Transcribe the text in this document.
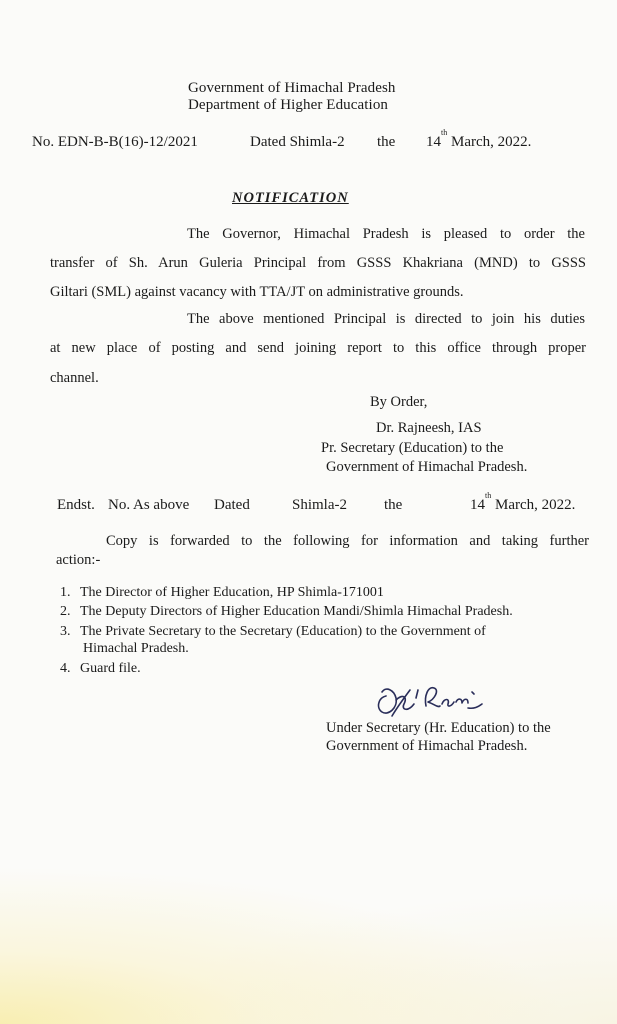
Government of Himachal Pradesh
Department of Higher Education
No. EDN-B-B(16)-12/2021	Dated Shimla-2 the 14th March, 2022.
NOTIFICATION
The Governor, Himachal Pradesh is pleased to order the
transfer of Sh. Arun Guleria Principal from GSSS Khakriana (MND) to GSSS
Giltari (SML) against vacancy with TTA/JT on administrative grounds.
The above mentioned Principal is directed to join his duties
at new place of posting and send joining report to this office through proper
channel.
By Order,
Dr. Rajneesh, IAS
Pr. Secretary (Education) to the
Government of Himachal Pradesh.
Endst. No. As above Dated	Shimla-2 the	14th March, 2022.
Copy is forwarded to the following for information and taking further
action:-
1. The Director of Higher Education, HP Shimla-171001
2. The Deputy Directors of Higher Education Mandi/Shimla Himachal Pradesh.
3. The Private Secretary to the Secretary (Education) to the Government of
Himachal Pradesh.
4. Guard file.
Under Secretary (Hr. Education) to the
Government of Himachal Pradesh.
# # # #
Written problem
What you return should match the records above word for word, minus the pictures.

Solution
Transcribe the text in this document.
Government of Himachal Pradesh
Department of Higher Education
No. EDN-B-B(16)-12/2021	Dated Shimla-2 the 14th March, 2022.
NOTIFICATION
The Governor, Himachal Pradesh is pleased to order the
transfer of Sh. Arun Guleria Principal from GSSS Khakriana (MND) to GSSS
Giltari (SML) against vacancy with TTA/JT on administrative grounds.
The above mentioned Principal is directed to join his duties
at new place of posting and send joining report to this office through proper
channel.
By Order,
Dr. Rajneesh, IAS
Pr. Secretary (Education) to the
Government of Himachal Pradesh.
Endst. No. As above Dated	Shimla-2 the	14th March, 2022.
Copy is forwarded to the following for information and taking further
action:-
1. The Director of Higher Education, HP Shimla-171001
2. The Deputy Directors of Higher Education Mandi/Shimla Himachal Pradesh.
3. The Private Secretary to the Secretary (Education) to the Government of
Himachal Pradesh.
4. Guard file.
Under Secretary (Hr. Education) to the
Government of Himachal Pradesh.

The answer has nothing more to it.